→ Written exercise:
Every line of the material that follows must be printed again exactly.

→ Data entries:
^^^^^^^^^^^^^^^^

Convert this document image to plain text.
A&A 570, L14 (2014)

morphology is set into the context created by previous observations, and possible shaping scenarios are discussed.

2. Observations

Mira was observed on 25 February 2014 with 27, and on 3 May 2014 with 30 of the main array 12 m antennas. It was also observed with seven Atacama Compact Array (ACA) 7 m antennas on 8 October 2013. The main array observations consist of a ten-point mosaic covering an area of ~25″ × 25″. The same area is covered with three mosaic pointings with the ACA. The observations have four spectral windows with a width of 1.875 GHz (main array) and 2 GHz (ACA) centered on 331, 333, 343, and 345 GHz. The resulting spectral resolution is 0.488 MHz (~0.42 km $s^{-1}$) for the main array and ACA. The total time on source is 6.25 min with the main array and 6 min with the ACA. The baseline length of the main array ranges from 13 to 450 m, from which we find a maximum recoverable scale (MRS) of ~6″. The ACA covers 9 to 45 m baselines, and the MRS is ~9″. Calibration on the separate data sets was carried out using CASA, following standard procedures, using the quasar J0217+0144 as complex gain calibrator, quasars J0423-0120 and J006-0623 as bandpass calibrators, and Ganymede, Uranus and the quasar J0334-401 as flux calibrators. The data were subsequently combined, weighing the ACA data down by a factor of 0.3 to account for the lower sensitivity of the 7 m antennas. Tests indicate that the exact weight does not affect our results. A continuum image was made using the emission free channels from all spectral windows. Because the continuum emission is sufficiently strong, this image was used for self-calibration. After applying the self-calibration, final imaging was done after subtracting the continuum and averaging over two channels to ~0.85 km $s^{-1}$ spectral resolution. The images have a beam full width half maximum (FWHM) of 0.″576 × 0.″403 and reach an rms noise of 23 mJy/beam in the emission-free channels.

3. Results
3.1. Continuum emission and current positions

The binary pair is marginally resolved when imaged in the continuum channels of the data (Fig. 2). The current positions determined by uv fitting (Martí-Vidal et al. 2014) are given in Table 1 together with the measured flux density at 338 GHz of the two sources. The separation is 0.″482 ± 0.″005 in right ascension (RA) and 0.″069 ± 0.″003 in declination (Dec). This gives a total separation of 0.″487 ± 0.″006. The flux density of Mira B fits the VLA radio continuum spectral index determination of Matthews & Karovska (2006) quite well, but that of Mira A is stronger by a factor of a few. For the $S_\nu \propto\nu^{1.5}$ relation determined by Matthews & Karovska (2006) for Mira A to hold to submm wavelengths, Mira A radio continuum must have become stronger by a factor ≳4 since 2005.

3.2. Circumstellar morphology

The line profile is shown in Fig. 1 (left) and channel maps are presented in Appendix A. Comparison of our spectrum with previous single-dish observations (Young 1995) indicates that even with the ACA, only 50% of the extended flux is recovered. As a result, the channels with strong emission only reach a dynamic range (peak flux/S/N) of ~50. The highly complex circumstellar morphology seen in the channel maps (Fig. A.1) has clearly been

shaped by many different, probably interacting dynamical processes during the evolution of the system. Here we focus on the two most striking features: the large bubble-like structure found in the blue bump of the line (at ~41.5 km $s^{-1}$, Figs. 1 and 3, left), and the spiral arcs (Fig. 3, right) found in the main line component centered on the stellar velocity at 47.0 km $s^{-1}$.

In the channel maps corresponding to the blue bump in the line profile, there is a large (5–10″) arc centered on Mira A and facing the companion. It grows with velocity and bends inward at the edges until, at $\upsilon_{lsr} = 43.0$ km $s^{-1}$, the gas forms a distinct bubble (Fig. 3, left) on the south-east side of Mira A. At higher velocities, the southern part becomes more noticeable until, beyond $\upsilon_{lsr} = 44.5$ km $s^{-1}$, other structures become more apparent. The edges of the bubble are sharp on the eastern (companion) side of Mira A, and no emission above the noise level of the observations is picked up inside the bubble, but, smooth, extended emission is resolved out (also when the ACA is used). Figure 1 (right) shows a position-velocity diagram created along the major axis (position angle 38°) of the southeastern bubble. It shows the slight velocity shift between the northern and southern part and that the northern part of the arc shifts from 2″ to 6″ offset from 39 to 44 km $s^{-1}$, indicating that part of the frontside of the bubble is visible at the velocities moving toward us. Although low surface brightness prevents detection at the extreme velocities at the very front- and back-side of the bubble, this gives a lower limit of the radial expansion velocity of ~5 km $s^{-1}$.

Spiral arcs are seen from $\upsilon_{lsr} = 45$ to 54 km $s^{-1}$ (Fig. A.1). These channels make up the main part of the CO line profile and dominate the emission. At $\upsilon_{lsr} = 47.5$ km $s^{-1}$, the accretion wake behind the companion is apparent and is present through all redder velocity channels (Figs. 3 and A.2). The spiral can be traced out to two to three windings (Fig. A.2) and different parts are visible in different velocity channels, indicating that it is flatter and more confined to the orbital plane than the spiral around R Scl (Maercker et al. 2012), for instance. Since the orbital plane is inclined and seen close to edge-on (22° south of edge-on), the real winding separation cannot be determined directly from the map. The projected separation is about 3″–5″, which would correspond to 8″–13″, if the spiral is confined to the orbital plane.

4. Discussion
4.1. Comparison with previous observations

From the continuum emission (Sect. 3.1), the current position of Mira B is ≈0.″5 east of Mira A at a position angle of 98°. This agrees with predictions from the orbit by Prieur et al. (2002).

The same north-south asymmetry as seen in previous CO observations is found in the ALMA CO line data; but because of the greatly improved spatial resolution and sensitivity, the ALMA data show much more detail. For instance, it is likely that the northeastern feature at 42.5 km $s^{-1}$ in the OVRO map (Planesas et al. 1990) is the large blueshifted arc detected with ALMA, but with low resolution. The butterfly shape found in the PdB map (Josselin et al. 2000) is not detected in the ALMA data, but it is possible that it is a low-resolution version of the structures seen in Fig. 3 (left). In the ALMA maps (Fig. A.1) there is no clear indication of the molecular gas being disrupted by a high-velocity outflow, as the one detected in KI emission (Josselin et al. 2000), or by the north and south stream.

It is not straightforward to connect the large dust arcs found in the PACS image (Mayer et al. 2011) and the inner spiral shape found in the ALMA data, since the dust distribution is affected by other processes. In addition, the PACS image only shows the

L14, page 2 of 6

^^^^^^^^^^^^^^^^

→ Solution to this exercise:
Convert this document image to plain text.
A&A 570, L14 (2014)

morphology is set into the context created by previous observations, and possible shaping scenarios are discussed.

2. Observations

Mira was observed on 25 February 2014 with 27, and on 3 May 2014 with 30 of the main array 12 m antennas. It was also observed with seven Atacama Compact Array (ACA) 7 m antennas on 8 October 2013. The main array observations consist of a ten-point mosaic covering an area of ~25″ × 25″. The same area is covered with three mosaic pointings with the ACA. The observations have four spectral windows with a width of 1.875 GHz (main array) and 2 GHz (ACA) centered on 331, 333, 343, and 345 GHz. The resulting spectral resolution is 0.488 MHz (~0.42 km $s^{-1}$) for the main array and ACA. The total time on source is 6.25 min with the main array and 6 min with the ACA. The baseline length of the main array ranges from 13 to 450 m, from which we find a maximum recoverable scale (MRS) of ~6″. The ACA covers 9 to 45 m baselines, and the MRS is ~9″. Calibration on the separate data sets was carried out using CASA, following standard procedures, using the quasar J0217+0144 as complex gain calibrator, quasars J0423-0120 and J006-0623 as bandpass calibrators, and Ganymede, Uranus and the quasar J0334-401 as flux calibrators. The data were subsequently combined, weighing the ACA data down by a factor of 0.3 to account for the lower sensitivity of the 7 m antennas. Tests indicate that the exact weight does not affect our results. A continuum image was made using the emission free channels from all spectral windows. Because the continuum emission is sufficiently strong, this image was used for self-calibration. After applying the self-calibration, final imaging was done after subtracting the continuum and averaging over two channels to ~0.85 km $s^{-1}$ spectral resolution. The images have a beam full width half maximum (FWHM) of 0.″576 × 0.″403 and reach an rms noise of 23 mJy/beam in the emission-free channels.

3. Results
3.1. Continuum emission and current positions

The binary pair is marginally resolved when imaged in the continuum channels of the data (Fig. 2). The current positions determined by uv fitting (Martí-Vidal et al. 2014) are given in Table 1 together with the measured flux density at 338 GHz of the two sources. The separation is 0.″482 ± 0.″005 in right ascension (RA) and 0.″069 ± 0.″003 in declination (Dec). This gives a total separation of 0.″487 ± 0.″006. The flux density of Mira B fits the VLA radio continuum spectral index determination of Matthews & Karovska (2006) quite well, but that of Mira A is stronger by a factor of a few. For the $S_\nu \propto\nu^{1.5}$ relation determined by Matthews & Karovska (2006) for Mira A to hold to submm wavelengths, Mira A radio continuum must have become stronger by a factor ≳4 since 2005.

3.2. Circumstellar morphology

The line profile is shown in Fig. 1 (left) and channel maps are presented in Appendix A. Comparison of our spectrum with previous single-dish observations (Young 1995) indicates that even with the ACA, only 50% of the extended flux is recovered. As a result, the channels with strong emission only reach a dynamic range (peak flux/S/N) of ~50. The highly complex circumstellar morphology seen in the channel maps (Fig. A.1) has clearly been

shaped by many different, probably interacting dynamical processes during the evolution of the system. Here we focus on the two most striking features: the large bubble-like structure found in the blue bump of the line (at ~41.5 km $s^{-1}$, Figs. 1 and 3, left), and the spiral arcs (Fig. 3, right) found in the main line component centered on the stellar velocity at 47.0 km $s^{-1}$.

In the channel maps corresponding to the blue bump in the line profile, there is a large (5–10″) arc centered on Mira A and facing the companion. It grows with velocity and bends inward at the edges until, at $\upsilon_{lsr} = 43.0$ km $s^{-1}$, the gas forms a distinct bubble (Fig. 3, left) on the south-east side of Mira A. At higher velocities, the southern part becomes more noticeable until, beyond $\upsilon_{lsr} = 44.5$ km $s^{-1}$, other structures become more apparent. The edges of the bubble are sharp on the eastern (companion) side of Mira A, and no emission above the noise level of the observations is picked up inside the bubble, but, smooth, extended emission is resolved out (also when the ACA is used). Figure 1 (right) shows a position-velocity diagram created along the major axis (position angle 38°) of the southeastern bubble. It shows the slight velocity shift between the northern and southern part and that the northern part of the arc shifts from 2″ to 6″ offset from 39 to 44 km $s^{-1}$, indicating that part of the frontside of the bubble is visible at the velocities moving toward us. Although low surface brightness prevents detection at the extreme velocities at the very front- and back-side of the bubble, this gives a lower limit of the radial expansion velocity of ~5 km $s^{-1}$.

Spiral arcs are seen from $\upsilon_{lsr} = 45$ to 54 km $s^{-1}$ (Fig. A.1). These channels make up the main part of the CO line profile and dominate the emission. At $\upsilon_{lsr} = 47.5$ km $s^{-1}$, the accretion wake behind the companion is apparent and is present through all redder velocity channels (Figs. 3 and A.2). The spiral can be traced out to two to three windings (Fig. A.2) and different parts are visible in different velocity channels, indicating that it is flatter and more confined to the orbital plane than the spiral around R Scl (Maercker et al. 2012), for instance. Since the orbital plane is inclined and seen close to edge-on (22° south of edge-on), the real winding separation cannot be determined directly from the map. The projected separation is about 3″–5″, which would correspond to 8″–13″, if the spiral is confined to the orbital plane.

4. Discussion
4.1. Comparison with previous observations

From the continuum emission (Sect. 3.1), the current position of Mira B is ≈0.″5 east of Mira A at a position angle of 98°. This agrees with predictions from the orbit by Prieur et al. (2002).

The same north-south asymmetry as seen in previous CO observations is found in the ALMA CO line data; but because of the greatly improved spatial resolution and sensitivity, the ALMA data show much more detail. For instance, it is likely that the northeastern feature at 42.5 km $s^{-1}$ in the OVRO map (Planesas et al. 1990) is the large blueshifted arc detected with ALMA, but with low resolution. The butterfly shape found in the PdB map (Josselin et al. 2000) is not detected in the ALMA data, but it is possible that it is a low-resolution version of the structures seen in Fig. 3 (left). In the ALMA maps (Fig. A.1) there is no clear indication of the molecular gas being disrupted by a high-velocity outflow, as the one detected in KI emission (Josselin et al. 2000), or by the north and south stream.

It is not straightforward to connect the large dust arcs found in the PACS image (Mayer et al. 2011) and the inner spiral shape found in the ALMA data, since the dust distribution is affected by other processes. In addition, the PACS image only shows the

L14, page 2 of 6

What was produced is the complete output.